Using the listing below, report all lines holding the word "上增函数".

»»

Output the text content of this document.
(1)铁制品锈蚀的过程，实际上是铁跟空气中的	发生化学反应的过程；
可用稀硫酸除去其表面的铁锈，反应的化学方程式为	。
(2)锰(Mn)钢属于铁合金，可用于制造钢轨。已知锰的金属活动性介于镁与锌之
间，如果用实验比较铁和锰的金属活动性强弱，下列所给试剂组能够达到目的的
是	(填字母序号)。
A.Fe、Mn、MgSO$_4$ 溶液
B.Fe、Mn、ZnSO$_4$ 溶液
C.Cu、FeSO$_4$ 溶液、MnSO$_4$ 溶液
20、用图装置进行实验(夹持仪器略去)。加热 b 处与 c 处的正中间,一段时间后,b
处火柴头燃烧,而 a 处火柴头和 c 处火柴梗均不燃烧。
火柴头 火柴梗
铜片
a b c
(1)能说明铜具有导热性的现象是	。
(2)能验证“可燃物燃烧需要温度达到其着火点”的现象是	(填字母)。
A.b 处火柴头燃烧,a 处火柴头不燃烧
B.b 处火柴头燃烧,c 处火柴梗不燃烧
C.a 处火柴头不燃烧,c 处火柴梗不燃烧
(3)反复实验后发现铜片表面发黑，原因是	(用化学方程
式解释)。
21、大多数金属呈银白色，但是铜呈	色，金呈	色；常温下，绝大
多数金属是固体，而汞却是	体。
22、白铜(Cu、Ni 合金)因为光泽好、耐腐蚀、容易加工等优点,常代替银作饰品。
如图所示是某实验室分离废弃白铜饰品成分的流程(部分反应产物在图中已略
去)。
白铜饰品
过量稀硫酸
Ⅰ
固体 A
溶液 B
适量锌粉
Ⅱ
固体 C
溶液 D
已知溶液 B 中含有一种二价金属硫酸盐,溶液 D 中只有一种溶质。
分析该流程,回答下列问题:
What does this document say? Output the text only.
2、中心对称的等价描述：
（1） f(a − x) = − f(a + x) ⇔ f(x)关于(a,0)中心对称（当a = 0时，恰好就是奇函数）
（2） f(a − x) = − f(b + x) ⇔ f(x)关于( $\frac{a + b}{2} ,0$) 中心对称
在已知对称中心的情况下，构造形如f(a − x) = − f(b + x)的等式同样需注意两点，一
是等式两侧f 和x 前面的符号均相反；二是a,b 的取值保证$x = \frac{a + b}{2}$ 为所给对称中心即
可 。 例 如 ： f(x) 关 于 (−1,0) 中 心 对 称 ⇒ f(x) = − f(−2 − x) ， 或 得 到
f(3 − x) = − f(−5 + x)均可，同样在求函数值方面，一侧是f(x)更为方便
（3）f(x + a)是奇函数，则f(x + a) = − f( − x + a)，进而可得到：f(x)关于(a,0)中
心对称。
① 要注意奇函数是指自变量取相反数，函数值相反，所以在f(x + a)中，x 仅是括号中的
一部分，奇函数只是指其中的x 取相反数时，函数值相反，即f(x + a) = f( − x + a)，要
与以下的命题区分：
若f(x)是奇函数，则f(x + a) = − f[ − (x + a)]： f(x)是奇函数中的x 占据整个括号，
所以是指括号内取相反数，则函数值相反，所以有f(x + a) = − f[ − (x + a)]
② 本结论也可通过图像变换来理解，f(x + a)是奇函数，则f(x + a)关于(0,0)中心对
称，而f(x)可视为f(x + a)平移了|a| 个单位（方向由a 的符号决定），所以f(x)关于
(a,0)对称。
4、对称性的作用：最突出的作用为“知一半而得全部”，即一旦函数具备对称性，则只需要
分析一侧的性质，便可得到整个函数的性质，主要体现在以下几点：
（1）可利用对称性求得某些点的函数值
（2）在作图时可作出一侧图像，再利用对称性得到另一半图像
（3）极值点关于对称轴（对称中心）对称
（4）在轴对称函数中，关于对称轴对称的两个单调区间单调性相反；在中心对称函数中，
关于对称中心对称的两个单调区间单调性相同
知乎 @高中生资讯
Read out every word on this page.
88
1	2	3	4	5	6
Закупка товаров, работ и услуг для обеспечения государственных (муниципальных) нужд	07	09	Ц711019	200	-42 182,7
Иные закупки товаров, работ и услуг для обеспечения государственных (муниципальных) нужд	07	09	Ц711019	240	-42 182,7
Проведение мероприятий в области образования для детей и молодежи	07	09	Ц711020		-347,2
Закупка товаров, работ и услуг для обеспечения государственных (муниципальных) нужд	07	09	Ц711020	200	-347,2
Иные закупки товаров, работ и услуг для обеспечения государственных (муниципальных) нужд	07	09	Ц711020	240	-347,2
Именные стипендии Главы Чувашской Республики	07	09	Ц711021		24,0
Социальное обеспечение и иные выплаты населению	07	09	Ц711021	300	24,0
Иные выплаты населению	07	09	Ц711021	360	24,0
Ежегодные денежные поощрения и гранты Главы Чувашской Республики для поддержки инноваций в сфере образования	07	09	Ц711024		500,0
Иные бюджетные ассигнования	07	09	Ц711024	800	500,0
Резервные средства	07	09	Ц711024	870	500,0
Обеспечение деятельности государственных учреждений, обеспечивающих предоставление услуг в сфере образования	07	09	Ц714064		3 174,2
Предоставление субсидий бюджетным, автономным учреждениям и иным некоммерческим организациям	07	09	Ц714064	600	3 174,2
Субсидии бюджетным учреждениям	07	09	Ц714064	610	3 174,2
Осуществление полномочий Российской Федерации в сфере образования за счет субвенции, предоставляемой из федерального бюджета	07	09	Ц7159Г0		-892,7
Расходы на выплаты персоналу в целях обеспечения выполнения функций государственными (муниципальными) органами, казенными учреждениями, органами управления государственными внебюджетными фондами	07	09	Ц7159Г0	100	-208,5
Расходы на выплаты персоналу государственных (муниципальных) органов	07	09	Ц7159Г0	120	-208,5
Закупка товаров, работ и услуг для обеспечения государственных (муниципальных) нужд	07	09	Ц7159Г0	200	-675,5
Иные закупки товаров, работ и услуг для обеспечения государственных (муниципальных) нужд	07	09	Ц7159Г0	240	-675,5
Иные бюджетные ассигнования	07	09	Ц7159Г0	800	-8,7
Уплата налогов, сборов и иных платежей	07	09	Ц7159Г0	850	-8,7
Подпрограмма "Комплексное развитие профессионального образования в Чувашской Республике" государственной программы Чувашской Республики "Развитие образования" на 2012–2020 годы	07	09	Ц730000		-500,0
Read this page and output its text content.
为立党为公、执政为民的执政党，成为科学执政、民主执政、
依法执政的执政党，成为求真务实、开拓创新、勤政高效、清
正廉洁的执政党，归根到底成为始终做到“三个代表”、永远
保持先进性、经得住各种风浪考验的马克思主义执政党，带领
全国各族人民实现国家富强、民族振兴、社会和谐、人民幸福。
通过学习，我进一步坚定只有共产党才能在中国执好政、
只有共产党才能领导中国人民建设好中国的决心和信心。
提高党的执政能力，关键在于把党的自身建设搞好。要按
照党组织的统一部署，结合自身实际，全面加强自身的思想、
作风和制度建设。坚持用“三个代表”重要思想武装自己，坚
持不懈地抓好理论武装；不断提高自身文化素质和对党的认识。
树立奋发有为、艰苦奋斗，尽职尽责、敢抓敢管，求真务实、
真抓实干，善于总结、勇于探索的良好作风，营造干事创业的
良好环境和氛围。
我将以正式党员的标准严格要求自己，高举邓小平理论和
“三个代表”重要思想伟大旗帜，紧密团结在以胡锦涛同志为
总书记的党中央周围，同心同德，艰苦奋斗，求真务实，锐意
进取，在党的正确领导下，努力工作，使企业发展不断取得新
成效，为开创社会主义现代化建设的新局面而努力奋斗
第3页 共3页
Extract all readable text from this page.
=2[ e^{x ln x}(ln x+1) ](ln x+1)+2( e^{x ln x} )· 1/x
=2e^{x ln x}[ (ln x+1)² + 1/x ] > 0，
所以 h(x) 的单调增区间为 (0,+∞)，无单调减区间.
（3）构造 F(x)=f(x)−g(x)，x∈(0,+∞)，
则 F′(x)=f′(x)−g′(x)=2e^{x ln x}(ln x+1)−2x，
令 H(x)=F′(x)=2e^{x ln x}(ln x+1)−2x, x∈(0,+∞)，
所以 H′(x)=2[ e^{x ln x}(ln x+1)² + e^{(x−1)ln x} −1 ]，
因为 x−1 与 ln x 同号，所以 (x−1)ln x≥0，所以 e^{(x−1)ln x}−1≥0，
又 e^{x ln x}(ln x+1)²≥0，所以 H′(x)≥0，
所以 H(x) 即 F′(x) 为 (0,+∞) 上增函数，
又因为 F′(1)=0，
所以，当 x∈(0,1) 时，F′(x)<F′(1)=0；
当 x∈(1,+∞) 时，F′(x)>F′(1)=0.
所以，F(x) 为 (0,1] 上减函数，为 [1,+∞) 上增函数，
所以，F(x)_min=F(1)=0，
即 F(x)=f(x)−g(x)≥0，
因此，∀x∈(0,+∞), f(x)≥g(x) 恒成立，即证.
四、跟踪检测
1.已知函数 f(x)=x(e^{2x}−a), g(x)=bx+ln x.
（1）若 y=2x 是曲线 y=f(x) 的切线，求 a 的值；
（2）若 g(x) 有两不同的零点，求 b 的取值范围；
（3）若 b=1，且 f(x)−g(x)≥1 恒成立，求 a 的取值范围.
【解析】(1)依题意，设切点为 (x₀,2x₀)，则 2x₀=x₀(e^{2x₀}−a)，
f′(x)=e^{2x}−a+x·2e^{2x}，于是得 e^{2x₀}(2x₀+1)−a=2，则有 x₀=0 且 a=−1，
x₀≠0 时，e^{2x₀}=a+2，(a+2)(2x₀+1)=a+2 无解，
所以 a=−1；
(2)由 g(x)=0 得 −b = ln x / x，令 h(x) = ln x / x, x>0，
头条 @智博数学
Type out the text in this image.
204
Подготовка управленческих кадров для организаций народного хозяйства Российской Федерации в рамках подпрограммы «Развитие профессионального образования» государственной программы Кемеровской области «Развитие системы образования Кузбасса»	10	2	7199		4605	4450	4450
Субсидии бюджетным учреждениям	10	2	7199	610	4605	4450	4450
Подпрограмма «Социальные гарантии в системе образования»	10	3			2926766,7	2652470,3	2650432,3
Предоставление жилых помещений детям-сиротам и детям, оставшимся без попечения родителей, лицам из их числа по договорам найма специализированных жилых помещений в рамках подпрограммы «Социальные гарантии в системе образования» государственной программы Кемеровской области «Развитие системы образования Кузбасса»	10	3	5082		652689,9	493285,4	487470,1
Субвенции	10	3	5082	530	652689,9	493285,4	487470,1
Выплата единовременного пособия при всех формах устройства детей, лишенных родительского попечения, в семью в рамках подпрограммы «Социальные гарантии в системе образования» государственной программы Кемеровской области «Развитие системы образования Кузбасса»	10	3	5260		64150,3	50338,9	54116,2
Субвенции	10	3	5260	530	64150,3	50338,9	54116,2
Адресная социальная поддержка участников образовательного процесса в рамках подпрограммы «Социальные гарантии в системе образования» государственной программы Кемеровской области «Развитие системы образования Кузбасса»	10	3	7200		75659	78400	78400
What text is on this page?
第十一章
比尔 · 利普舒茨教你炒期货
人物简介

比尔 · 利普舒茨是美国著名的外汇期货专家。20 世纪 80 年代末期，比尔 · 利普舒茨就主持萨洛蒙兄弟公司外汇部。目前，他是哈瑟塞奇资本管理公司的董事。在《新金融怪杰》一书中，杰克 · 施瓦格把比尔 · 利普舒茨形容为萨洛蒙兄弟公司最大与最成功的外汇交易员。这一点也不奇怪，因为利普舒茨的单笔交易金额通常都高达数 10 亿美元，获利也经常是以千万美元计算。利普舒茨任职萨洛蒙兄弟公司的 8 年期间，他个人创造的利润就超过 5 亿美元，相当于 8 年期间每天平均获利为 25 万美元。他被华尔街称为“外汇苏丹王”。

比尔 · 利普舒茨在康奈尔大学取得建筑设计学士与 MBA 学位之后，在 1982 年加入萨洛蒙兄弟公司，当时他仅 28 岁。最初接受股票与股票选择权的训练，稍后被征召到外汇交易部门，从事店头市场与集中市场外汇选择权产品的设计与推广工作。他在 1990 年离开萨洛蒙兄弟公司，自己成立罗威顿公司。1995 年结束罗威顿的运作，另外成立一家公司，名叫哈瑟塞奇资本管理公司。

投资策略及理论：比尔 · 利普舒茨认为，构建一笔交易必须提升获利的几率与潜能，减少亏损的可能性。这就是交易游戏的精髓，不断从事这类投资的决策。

««

**Written answer**
所以 H(x) 即 F′(x) 为 (0,+∞) 上增函数，
所以，F(x) 为 (0,1] 上减函数，为 [1,+∞) 上增函数，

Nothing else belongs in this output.